--- BEGIN Data lines ---

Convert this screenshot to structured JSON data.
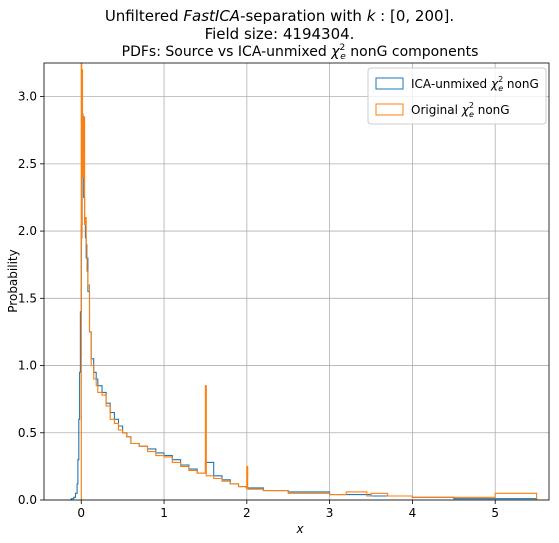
{
  "figure": {
    "suptitle_line1_a": "Unfiltered ",
    "suptitle_line1_b": "FastICA",
    "suptitle_line1_c": "-separation with ",
    "suptitle_line1_d": "k",
    "suptitle_line1_e": " : [0, 200].",
    "suptitle_line2": "Field size: 4194304."
  },
  "chart_data": {
    "type": "line",
    "title_a": "PDFs: Source vs ICA-unmixed ",
    "title_chi": "χ",
    "title_sup": "2",
    "title_sub": "e",
    "title_b": " nonG components",
    "xlabel": "x",
    "ylabel": "Probability",
    "xlim": [
      -0.45,
      5.65
    ],
    "ylim": [
      0,
      3.25
    ],
    "xticks": [
      0,
      1,
      2,
      3,
      4,
      5
    ],
    "yticks": [
      0.0,
      0.5,
      1.0,
      1.5,
      2.0,
      2.5,
      3.0
    ],
    "grid": true,
    "legend_position": "top-right",
    "series": [
      {
        "name_a": "ICA-unmixed ",
        "name_b": " nonG",
        "color": "#1f77b4",
        "style": "step",
        "x": [
          -0.15,
          -0.12,
          -0.09,
          -0.07,
          -0.05,
          -0.04,
          -0.03,
          -0.02,
          -0.01,
          0.0,
          0.01,
          0.02,
          0.03,
          0.04,
          0.05,
          0.06,
          0.08,
          0.1,
          0.12,
          0.15,
          0.18,
          0.2,
          0.25,
          0.3,
          0.35,
          0.4,
          0.45,
          0.5,
          0.55,
          0.6,
          0.7,
          0.8,
          0.9,
          1.0,
          1.1,
          1.2,
          1.3,
          1.4,
          1.5,
          1.6,
          1.7,
          1.8,
          1.9,
          2.0,
          2.2,
          2.5,
          3.0,
          3.5,
          4.0,
          4.5,
          5.0,
          5.3,
          5.5
        ],
        "y": [
          0.0,
          0.01,
          0.02,
          0.05,
          0.12,
          0.3,
          0.6,
          0.95,
          1.4,
          2.05,
          2.87,
          2.6,
          2.25,
          2.05,
          1.95,
          1.8,
          1.55,
          1.25,
          1.05,
          0.95,
          0.9,
          0.85,
          0.8,
          0.72,
          0.65,
          0.6,
          0.55,
          0.5,
          0.47,
          0.42,
          0.4,
          0.38,
          0.35,
          0.33,
          0.3,
          0.26,
          0.23,
          0.2,
          0.28,
          0.18,
          0.15,
          0.12,
          0.1,
          0.09,
          0.07,
          0.06,
          0.04,
          0.03,
          0.02,
          0.01,
          0.01,
          0.01,
          0.0
        ]
      },
      {
        "name_a": "Original ",
        "name_b": " nonG",
        "color": "#ff7f0e",
        "style": "step",
        "x": [
          0.0,
          0.005,
          0.01,
          0.015,
          0.02,
          0.03,
          0.04,
          0.05,
          0.06,
          0.07,
          0.08,
          0.1,
          0.12,
          0.15,
          0.18,
          0.2,
          0.25,
          0.3,
          0.35,
          0.4,
          0.45,
          0.5,
          0.55,
          0.6,
          0.7,
          0.8,
          0.9,
          1.0,
          1.1,
          1.2,
          1.3,
          1.4,
          1.49,
          1.5,
          1.51,
          1.6,
          1.7,
          1.8,
          1.9,
          1.99,
          2.0,
          2.01,
          2.2,
          2.5,
          3.0,
          3.2,
          3.45,
          3.5,
          3.7,
          4.0,
          4.5,
          4.95,
          5.0,
          5.5
        ],
        "y": [
          3.25,
          1.95,
          3.2,
          2.6,
          2.4,
          2.85,
          2.05,
          2.1,
          1.9,
          1.7,
          1.6,
          1.25,
          1.0,
          0.9,
          0.85,
          0.8,
          0.78,
          0.7,
          0.6,
          0.57,
          0.52,
          0.5,
          0.47,
          0.42,
          0.4,
          0.36,
          0.33,
          0.32,
          0.28,
          0.25,
          0.22,
          0.2,
          0.2,
          0.85,
          0.18,
          0.16,
          0.14,
          0.12,
          0.1,
          0.09,
          0.25,
          0.08,
          0.07,
          0.05,
          0.04,
          0.06,
          0.03,
          0.05,
          0.03,
          0.02,
          0.02,
          0.02,
          0.05,
          0.01
        ]
      }
    ]
  }
}
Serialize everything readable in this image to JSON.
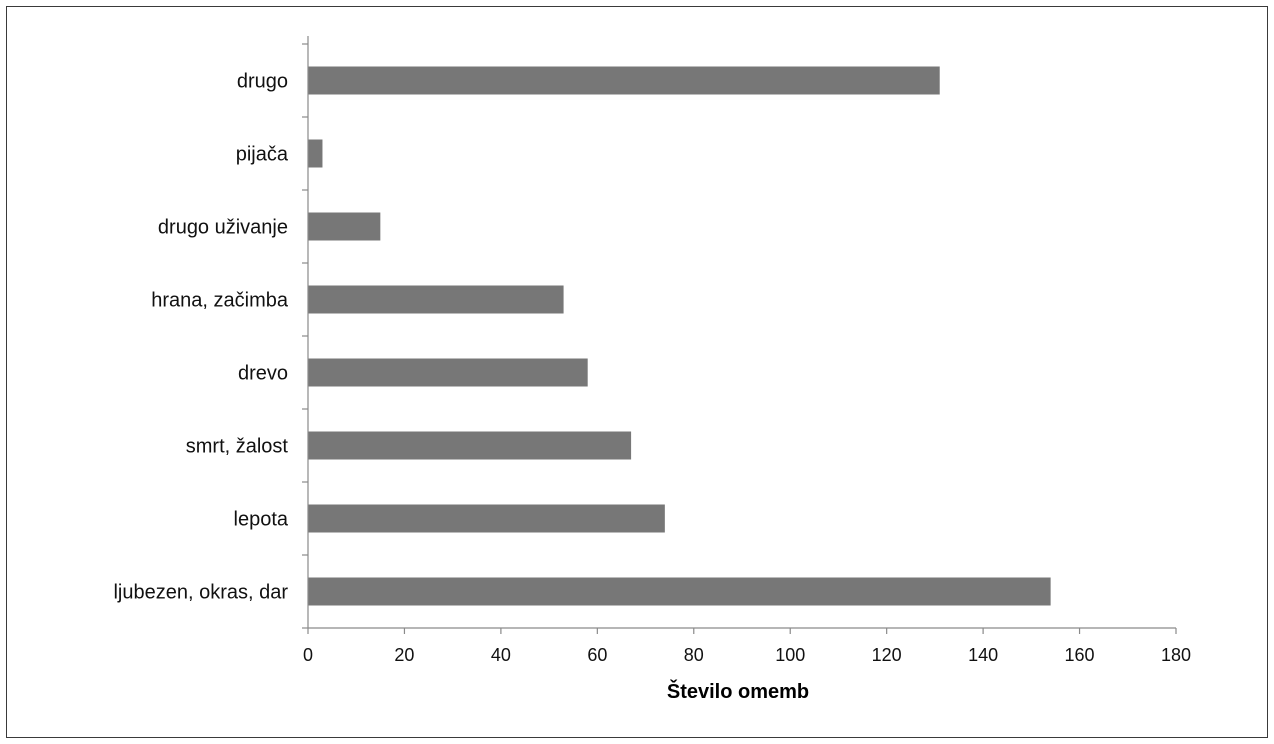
{
  "chart_data": {
    "type": "bar",
    "orientation": "horizontal",
    "categories": [
      "drugo",
      "pijača",
      "drugo uživanje",
      "hrana, začimba",
      "drevo",
      "smrt, žalost",
      "lepota",
      "ljubezen, okras, dar"
    ],
    "values": [
      131,
      3,
      15,
      53,
      58,
      67,
      74,
      154
    ],
    "title": "",
    "xlabel": "Število omemb",
    "ylabel": "",
    "xlim": [
      0,
      180
    ],
    "xticks": [
      "0",
      "20",
      "40",
      "60",
      "80",
      "100",
      "120",
      "140",
      "160",
      "180"
    ],
    "grid": false,
    "legend": "none",
    "bar_color": "#777777",
    "axis_color": "#8a8a8a"
  }
}
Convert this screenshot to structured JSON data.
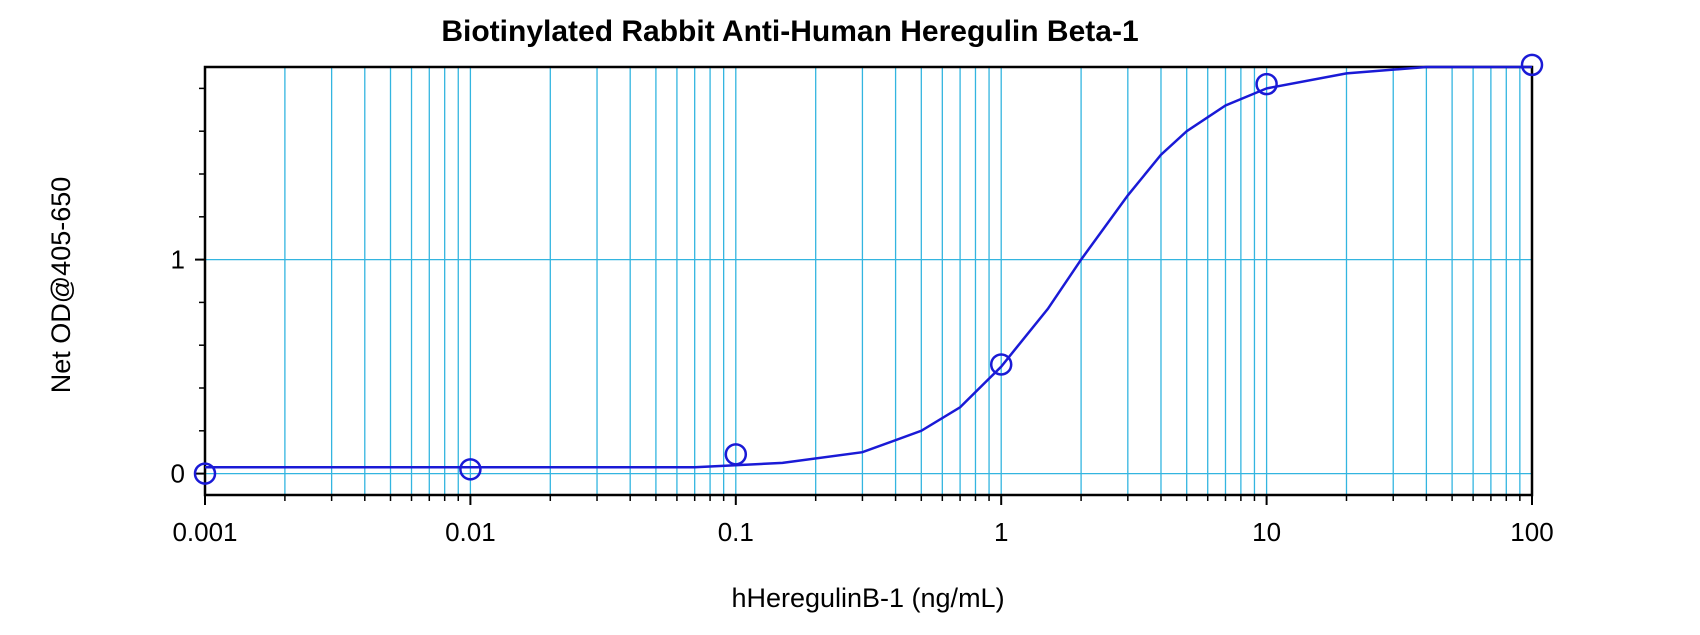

--- END Data lines ---

→ Objective
Repeat every record above exactly, but leave out any pictures.

→ Solution for this exercise
Convert this screenshot to structured JSON data.
{
  "figure": {
    "suptitle_line1_a": "Unfiltered ",
    "suptitle_line1_b": "FastICA",
    "suptitle_line1_c": "-separation with ",
    "suptitle_line1_d": "k",
    "suptitle_line1_e": " : [0, 200].",
    "suptitle_line2": "Field size: 4194304."
  },
  "chart_data": {
    "type": "line",
    "title_a": "PDFs: Source vs ICA-unmixed ",
    "title_chi": "χ",
    "title_sup": "2",
    "title_sub": "e",
    "title_b": " nonG components",
    "xlabel": "x",
    "ylabel": "Probability",
    "xlim": [
      -0.45,
      5.65
    ],
    "ylim": [
      0,
      3.25
    ],
    "xticks": [
      0,
      1,
      2,
      3,
      4,
      5
    ],
    "yticks": [
      0.0,
      0.5,
      1.0,
      1.5,
      2.0,
      2.5,
      3.0
    ],
    "grid": true,
    "legend_position": "top-right",
    "series": [
      {
        "name_a": "ICA-unmixed ",
        "name_b": " nonG",
        "color": "#1f77b4",
        "style": "step",
        "x": [
          -0.15,
          -0.12,
          -0.09,
          -0.07,
          -0.05,
          -0.04,
          -0.03,
          -0.02,
          -0.01,
          0.0,
          0.01,
          0.02,
          0.03,
          0.04,
          0.05,
          0.06,
          0.08,
          0.1,
          0.12,
          0.15,
          0.18,
          0.2,
          0.25,
          0.3,
          0.35,
          0.4,
          0.45,
          0.5,
          0.55,
          0.6,
          0.7,
          0.8,
          0.9,
          1.0,
          1.1,
          1.2,
          1.3,
          1.4,
          1.5,
          1.6,
          1.7,
          1.8,
          1.9,
          2.0,
          2.2,
          2.5,
          3.0,
          3.5,
          4.0,
          4.5,
          5.0,
          5.3,
          5.5
        ],
        "y": [
          0.0,
          0.01,
          0.02,
          0.05,
          0.12,
          0.3,
          0.6,
          0.95,
          1.4,
          2.05,
          2.87,
          2.6,
          2.25,
          2.05,
          1.95,
          1.8,
          1.55,
          1.25,
          1.05,
          0.95,
          0.9,
          0.85,
          0.8,
          0.72,
          0.65,
          0.6,
          0.55,
          0.5,
          0.47,
          0.42,
          0.4,
          0.38,
          0.35,
          0.33,
          0.3,
          0.26,
          0.23,
          0.2,
          0.28,
          0.18,
          0.15,
          0.12,
          0.1,
          0.09,
          0.07,
          0.06,
          0.04,
          0.03,
          0.02,
          0.01,
          0.01,
          0.01,
          0.0
        ]
      },
      {
        "name_a": "Original ",
        "name_b": " nonG",
        "color": "#ff7f0e",
        "style": "step",
        "x": [
          0.0,
          0.005,
          0.01,
          0.015,
          0.02,
          0.03,
          0.04,
          0.05,
          0.06,
          0.07,
          0.08,
          0.1,
          0.12,
          0.15,
          0.18,
          0.2,
          0.25,
          0.3,
          0.35,
          0.4,
          0.45,
          0.5,
          0.55,
          0.6,
          0.7,
          0.8,
          0.9,
          1.0,
          1.1,
          1.2,
          1.3,
          1.4,
          1.49,
          1.5,
          1.51,
          1.6,
          1.7,
          1.8,
          1.9,
          1.99,
          2.0,
          2.01,
          2.2,
          2.5,
          3.0,
          3.2,
          3.45,
          3.5,
          3.7,
          4.0,
          4.5,
          4.95,
          5.0,
          5.5
        ],
        "y": [
          3.25,
          1.95,
          3.2,
          2.6,
          2.4,
          2.85,
          2.05,
          2.1,
          1.9,
          1.7,
          1.6,
          1.25,
          1.0,
          0.9,
          0.85,
          0.8,
          0.78,
          0.7,
          0.6,
          0.57,
          0.52,
          0.5,
          0.47,
          0.42,
          0.4,
          0.36,
          0.33,
          0.32,
          0.28,
          0.25,
          0.22,
          0.2,
          0.2,
          0.85,
          0.18,
          0.16,
          0.14,
          0.12,
          0.1,
          0.09,
          0.25,
          0.08,
          0.07,
          0.05,
          0.04,
          0.06,
          0.03,
          0.05,
          0.03,
          0.02,
          0.02,
          0.02,
          0.05,
          0.01
        ]
      }
    ]
  }
}
Serialize everything readable in this image to JSON.
{
  "chart_data": {
    "type": "bar",
    "orientation": "horizontal",
    "categories": [
      "drugo",
      "pijača",
      "drugo uživanje",
      "hrana, začimba",
      "drevo",
      "smrt, žalost",
      "lepota",
      "ljubezen, okras, dar"
    ],
    "values": [
      131,
      3,
      15,
      53,
      58,
      67,
      74,
      154
    ],
    "title": "",
    "xlabel": "Število omemb",
    "ylabel": "",
    "xlim": [
      0,
      180
    ],
    "xticks": [
      "0",
      "20",
      "40",
      "60",
      "80",
      "100",
      "120",
      "140",
      "160",
      "180"
    ],
    "grid": false,
    "legend": "none",
    "bar_color": "#777777",
    "axis_color": "#8a8a8a"
  }
}
Convert this screenshot to structured JSON data.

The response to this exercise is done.